**ENTRIES SUPPLIED:**
########################################

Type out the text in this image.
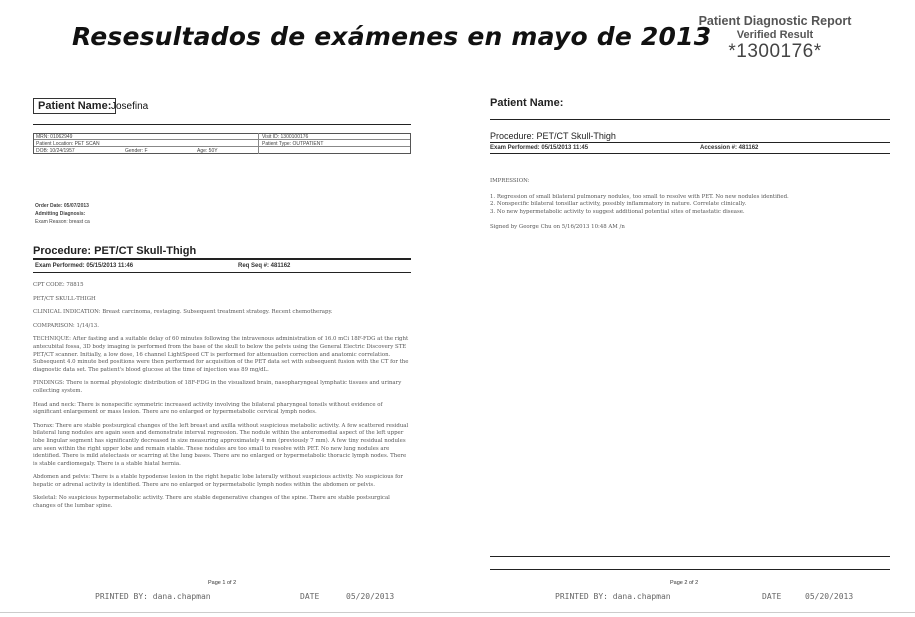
Resesultados de exámenes en mayo de 2013
Patient Diagnostic Report
Verified Result
*1300176*
Patient Name: Josefina
MRN: 01062949	Visit ID: 1300100176
Patient Location: PET SCAN	Patient Type: OUTPATIENT
DOB: 10/24/1957	Gender: F	Age: 50Y
Order Date: 05/07/2013
Admitting Diagnosis:
Exam Reason: breast ca
Procedure: PET/CT Skull-Thigh
Exam Performed: 05/15/2013 11:46	Req Seq #: 481162

CPT CODE: 78815

PET/CT SKULL-THIGH

CLINICAL INDICATION: Breast carcinoma, restaging. Subsequent treatment strategy. Recent chemotherapy.

COMPARISON: 1/14/13.

TECHNIQUE: After fasting and a suitable delay of 60 minutes following the intravenous administration of 16.0 mCi 18F-FDG at the right antecubital fossa, 3D body imaging is performed from the base of the skull to below the pelvis using the General Electric Discovery STE PET/CT scanner. Initially, a low dose, 16 channel LightSpeed CT is performed for attenuation correction and anatomic correlation. Subsequent 4.0 minute bed positions were then performed for acquisition of the PET data set with subsequent fusion with the CT for the diagnostic data set. The patient's blood glucose at the time of injection was 89 mg/dL.

FINDINGS: There is normal physiologic distribution of 18F-FDG in the visualized brain, nasopharyngeal lymphatic tissues and urinary collecting system.

Head and neck: There is nonspecific symmetric increased activity involving the bilateral pharyngeal tonsils without evidence of significant enlargement or mass lesion. There are no enlarged or hypermetabolic cervical lymph nodes.

Thorax: There are stable postsurgical changes of the left breast and axilla without suspicious metabolic activity. A few scattered residual bilateral lung nodules are again seen and demonstrate interval regression. The nodule within the anteromedial aspect of the left upper lobe lingular segment has significantly decreased in size measuring approximately 4 mm (previously 7 mm). A few tiny residual nodules are seen within the right upper lobe and remain stable. These nodules are too small to resolve with PET. No new lung nodules are identified. There is mild atelectasis or scarring at the lung bases. There are no enlarged or hypermetabolic thoracic lymph nodes. There is stable cardiomegaly. There is a stable hiatal hernia.

Abdomen and pelvis: There is a stable hypodense lesion in the right hepatic lobe laterally without suspicious activity. No suspicious for hepatic or adrenal activity is identified. There are no enlarged or hypermetabolic lymph nodes within the abdomen or pelvis.

Skeletal: No suspicious hypermetabolic activity. There are stable degenerative changes of the spine. There are stable postsurgical changes of the lumbar spine.

Page 1 of 2
PRINTED BY: dana.chapman	DATE	05/20/2013
Patient Name:
Procedure: PET/CT Skull-Thigh
Exam Performed: 05/15/2013 11:45	Accession #: 481162

IMPRESSION:

1. Regression of small bilateral pulmonary nodules, too small to resolve with PET. No new nodules identified.
2. Nonspecific bilateral tonsillar activity, possibly inflammatory in nature. Correlate clinically.
3. No new hypermetabolic activity to suggest additional potential sites of metastatic disease.

Signed by George Chu on 5/16/2013 10:48 AM /n

Page 2 of 2
PRINTED BY: dana.chapman	DATE	05/20/2013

########################################

**GIVEN PROBLEM:**
Work through the records line by line and tally those with the word "Name". Report only the total.

**EXERCISE ANSWER:**
2